Rows>
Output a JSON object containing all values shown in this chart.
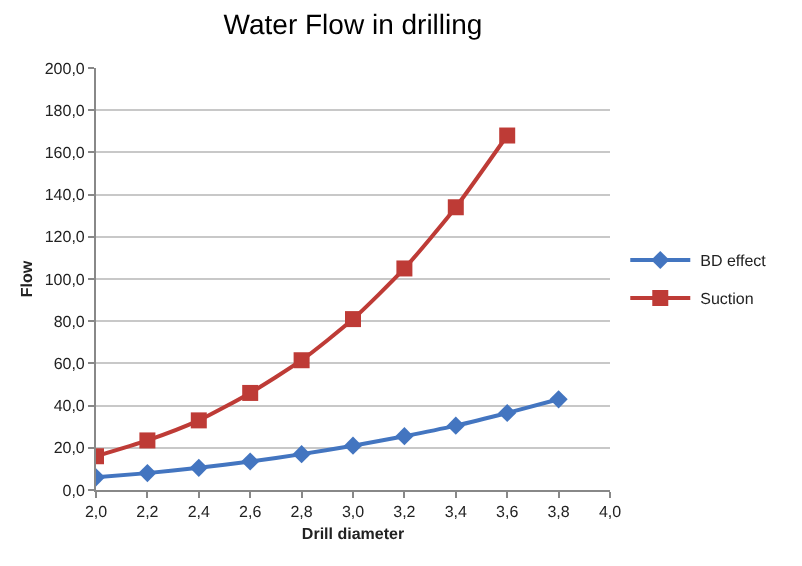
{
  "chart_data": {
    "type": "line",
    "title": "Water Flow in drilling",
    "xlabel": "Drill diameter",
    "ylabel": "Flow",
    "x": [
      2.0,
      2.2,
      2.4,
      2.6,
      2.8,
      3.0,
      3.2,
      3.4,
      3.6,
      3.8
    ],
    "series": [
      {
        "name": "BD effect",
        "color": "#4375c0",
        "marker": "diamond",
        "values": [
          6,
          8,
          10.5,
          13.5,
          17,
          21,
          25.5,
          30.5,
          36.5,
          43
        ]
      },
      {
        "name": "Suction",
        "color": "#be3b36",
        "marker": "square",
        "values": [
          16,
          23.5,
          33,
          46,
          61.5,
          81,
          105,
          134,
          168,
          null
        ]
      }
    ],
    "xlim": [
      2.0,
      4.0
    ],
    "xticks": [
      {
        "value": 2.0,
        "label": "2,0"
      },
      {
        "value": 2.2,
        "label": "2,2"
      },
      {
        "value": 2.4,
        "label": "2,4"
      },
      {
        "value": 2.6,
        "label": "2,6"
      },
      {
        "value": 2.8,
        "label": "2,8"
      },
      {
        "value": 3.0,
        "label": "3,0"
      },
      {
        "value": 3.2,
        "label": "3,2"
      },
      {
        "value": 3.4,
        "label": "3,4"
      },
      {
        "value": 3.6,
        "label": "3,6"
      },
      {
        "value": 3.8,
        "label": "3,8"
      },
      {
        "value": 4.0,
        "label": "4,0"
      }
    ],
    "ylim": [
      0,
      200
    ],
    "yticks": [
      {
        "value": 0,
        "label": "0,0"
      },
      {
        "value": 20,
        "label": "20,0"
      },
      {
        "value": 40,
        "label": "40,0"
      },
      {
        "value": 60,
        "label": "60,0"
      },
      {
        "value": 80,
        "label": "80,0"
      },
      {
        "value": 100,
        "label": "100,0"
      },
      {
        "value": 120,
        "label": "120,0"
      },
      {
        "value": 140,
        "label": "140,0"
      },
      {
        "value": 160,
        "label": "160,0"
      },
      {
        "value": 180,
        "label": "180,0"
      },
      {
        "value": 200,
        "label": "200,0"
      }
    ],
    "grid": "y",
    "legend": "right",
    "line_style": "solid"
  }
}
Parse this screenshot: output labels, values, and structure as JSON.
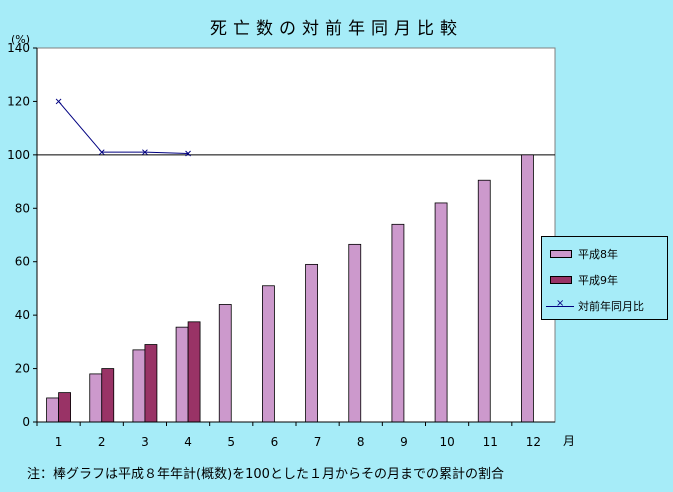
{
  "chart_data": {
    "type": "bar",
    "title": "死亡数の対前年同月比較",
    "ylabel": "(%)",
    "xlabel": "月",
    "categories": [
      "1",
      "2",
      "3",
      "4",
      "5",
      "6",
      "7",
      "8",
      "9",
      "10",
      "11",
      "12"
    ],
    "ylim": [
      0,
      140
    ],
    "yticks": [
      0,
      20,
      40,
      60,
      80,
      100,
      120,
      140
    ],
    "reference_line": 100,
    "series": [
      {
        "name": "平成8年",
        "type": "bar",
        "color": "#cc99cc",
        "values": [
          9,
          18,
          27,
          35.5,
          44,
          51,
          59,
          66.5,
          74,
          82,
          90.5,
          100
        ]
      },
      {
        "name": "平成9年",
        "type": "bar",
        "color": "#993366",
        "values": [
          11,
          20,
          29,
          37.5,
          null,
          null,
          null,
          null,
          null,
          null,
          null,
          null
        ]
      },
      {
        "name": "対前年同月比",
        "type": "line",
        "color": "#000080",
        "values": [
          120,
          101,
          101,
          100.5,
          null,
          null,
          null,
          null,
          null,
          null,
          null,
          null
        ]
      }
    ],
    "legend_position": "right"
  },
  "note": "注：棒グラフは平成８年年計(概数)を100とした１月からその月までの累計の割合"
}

What is expected> Look through the entries above; copy each line where the string "type" appears.

Response>
    "type": "line",
    "type": "bar",
        "type": "bar",
        "type": "bar",
        "type": "line",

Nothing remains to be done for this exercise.